┌─ Material for the task

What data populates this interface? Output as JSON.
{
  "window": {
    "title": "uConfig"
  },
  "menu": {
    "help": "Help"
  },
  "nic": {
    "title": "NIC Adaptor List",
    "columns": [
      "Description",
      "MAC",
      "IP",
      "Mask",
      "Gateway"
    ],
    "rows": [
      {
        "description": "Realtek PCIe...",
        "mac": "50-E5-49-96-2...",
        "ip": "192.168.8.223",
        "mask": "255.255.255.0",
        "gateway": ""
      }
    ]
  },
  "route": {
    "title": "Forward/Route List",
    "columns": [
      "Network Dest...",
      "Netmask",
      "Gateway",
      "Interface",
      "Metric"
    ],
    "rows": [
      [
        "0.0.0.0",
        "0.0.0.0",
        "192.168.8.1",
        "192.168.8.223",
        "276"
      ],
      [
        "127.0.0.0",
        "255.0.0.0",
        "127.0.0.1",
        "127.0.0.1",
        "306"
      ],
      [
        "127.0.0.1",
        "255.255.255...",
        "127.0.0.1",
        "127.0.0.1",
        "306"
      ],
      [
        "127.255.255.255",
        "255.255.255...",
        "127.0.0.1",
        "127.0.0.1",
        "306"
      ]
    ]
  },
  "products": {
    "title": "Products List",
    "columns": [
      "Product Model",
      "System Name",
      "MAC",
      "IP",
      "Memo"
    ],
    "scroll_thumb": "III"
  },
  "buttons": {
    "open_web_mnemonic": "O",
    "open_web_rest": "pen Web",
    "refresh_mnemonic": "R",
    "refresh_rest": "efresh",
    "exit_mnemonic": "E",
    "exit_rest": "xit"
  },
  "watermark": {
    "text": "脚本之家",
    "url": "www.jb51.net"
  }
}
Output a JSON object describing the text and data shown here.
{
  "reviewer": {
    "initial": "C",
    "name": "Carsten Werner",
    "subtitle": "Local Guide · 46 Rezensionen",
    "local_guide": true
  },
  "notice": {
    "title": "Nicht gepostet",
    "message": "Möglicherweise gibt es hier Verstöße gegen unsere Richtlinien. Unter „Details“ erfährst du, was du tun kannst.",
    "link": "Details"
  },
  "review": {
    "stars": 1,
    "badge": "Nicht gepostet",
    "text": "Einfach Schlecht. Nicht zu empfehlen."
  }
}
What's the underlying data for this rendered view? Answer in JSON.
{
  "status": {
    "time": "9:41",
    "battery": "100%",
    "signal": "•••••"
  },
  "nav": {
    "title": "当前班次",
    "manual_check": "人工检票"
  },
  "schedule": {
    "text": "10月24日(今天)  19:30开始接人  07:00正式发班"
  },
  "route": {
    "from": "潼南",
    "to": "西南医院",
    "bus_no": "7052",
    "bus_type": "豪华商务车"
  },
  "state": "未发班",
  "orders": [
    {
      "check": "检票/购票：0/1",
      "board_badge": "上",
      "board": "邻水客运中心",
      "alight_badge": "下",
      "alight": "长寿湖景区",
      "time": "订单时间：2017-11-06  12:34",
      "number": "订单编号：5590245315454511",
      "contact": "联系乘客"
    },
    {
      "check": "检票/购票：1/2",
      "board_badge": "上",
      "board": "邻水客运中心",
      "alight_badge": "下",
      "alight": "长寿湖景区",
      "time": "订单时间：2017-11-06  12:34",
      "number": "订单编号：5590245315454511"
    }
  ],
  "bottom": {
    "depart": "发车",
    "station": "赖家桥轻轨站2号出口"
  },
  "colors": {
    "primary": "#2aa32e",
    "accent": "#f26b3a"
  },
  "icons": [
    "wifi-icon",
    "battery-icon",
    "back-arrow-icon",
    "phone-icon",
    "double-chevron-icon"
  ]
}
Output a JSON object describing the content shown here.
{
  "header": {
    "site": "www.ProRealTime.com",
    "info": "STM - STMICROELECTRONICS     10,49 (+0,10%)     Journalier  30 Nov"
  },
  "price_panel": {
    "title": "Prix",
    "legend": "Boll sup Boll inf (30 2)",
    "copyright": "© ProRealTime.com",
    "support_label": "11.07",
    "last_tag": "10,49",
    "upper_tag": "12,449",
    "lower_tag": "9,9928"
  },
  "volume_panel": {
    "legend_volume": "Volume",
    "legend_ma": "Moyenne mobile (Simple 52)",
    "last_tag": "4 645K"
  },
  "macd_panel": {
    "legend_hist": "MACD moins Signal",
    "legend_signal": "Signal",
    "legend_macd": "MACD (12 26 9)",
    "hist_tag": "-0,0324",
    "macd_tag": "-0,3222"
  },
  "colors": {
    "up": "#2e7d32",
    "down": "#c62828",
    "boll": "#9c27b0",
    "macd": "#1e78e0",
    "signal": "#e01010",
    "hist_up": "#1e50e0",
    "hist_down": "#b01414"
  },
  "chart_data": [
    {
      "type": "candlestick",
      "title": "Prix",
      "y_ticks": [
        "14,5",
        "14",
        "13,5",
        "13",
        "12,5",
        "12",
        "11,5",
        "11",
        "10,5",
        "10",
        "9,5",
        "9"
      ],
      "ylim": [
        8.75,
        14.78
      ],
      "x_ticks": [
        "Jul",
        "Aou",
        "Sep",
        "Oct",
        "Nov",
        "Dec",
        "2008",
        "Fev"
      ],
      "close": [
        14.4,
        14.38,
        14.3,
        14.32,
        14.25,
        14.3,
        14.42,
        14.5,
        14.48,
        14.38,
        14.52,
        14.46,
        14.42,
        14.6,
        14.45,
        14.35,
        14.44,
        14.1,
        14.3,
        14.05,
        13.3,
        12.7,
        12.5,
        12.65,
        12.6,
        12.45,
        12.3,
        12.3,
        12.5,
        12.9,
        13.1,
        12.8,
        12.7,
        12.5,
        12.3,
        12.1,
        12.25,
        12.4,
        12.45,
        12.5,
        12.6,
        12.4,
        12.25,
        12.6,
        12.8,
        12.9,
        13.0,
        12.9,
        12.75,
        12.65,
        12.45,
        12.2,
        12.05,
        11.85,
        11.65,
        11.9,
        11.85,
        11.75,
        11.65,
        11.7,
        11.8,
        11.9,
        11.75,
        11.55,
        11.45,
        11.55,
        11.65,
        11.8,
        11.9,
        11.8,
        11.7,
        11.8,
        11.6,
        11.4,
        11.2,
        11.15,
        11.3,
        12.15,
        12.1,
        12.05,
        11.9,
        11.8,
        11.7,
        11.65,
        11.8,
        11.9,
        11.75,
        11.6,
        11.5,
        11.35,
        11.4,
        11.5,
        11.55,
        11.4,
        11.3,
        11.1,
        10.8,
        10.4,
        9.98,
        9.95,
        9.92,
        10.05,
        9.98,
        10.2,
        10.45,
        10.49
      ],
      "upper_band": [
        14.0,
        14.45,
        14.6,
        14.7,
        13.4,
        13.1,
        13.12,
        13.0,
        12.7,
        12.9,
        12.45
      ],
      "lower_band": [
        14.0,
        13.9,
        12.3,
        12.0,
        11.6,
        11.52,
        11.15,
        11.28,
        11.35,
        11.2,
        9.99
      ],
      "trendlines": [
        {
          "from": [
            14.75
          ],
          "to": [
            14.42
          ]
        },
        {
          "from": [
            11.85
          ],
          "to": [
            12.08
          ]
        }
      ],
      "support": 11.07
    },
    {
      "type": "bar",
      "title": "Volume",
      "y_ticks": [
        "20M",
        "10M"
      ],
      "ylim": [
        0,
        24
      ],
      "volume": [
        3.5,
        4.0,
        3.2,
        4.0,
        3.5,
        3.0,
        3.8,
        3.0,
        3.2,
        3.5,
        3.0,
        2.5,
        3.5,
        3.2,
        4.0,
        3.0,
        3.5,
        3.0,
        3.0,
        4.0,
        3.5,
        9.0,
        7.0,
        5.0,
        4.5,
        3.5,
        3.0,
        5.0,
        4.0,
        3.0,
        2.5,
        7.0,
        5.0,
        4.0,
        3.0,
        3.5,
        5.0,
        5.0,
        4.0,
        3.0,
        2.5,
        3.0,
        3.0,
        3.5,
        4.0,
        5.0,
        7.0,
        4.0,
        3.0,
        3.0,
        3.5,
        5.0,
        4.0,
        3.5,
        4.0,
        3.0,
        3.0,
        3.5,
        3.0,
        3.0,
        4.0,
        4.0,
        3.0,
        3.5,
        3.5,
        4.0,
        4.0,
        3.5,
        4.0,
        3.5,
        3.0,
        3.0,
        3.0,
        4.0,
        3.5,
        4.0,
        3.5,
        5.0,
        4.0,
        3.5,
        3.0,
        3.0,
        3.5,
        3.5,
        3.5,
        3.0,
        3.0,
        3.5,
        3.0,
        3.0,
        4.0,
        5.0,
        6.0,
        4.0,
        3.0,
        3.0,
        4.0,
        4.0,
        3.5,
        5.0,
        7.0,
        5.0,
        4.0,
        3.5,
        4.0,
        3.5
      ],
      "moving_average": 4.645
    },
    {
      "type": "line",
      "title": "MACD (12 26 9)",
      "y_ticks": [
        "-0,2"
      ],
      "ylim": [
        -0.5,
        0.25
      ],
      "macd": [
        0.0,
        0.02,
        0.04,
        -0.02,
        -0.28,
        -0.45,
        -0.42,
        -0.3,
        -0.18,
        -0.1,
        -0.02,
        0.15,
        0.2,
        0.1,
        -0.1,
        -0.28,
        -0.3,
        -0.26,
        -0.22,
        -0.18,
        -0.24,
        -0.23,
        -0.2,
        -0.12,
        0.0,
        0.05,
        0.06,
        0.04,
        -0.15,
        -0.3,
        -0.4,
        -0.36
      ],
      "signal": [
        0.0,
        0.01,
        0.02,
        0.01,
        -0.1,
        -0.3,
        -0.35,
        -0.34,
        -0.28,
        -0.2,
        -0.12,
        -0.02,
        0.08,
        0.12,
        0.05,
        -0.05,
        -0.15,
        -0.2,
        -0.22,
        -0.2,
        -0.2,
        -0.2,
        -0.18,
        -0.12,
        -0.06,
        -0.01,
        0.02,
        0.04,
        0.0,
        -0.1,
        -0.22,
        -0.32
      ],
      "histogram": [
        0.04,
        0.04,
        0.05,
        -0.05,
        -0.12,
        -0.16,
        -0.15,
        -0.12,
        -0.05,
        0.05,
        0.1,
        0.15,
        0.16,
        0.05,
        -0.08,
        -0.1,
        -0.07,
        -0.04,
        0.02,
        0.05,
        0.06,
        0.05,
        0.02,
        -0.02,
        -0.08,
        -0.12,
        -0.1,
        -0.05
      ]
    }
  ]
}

└─

> **Your goal**:
Work out how many lines of the data hold the string "here". Reply with that number alone.

> **Task solution**:
2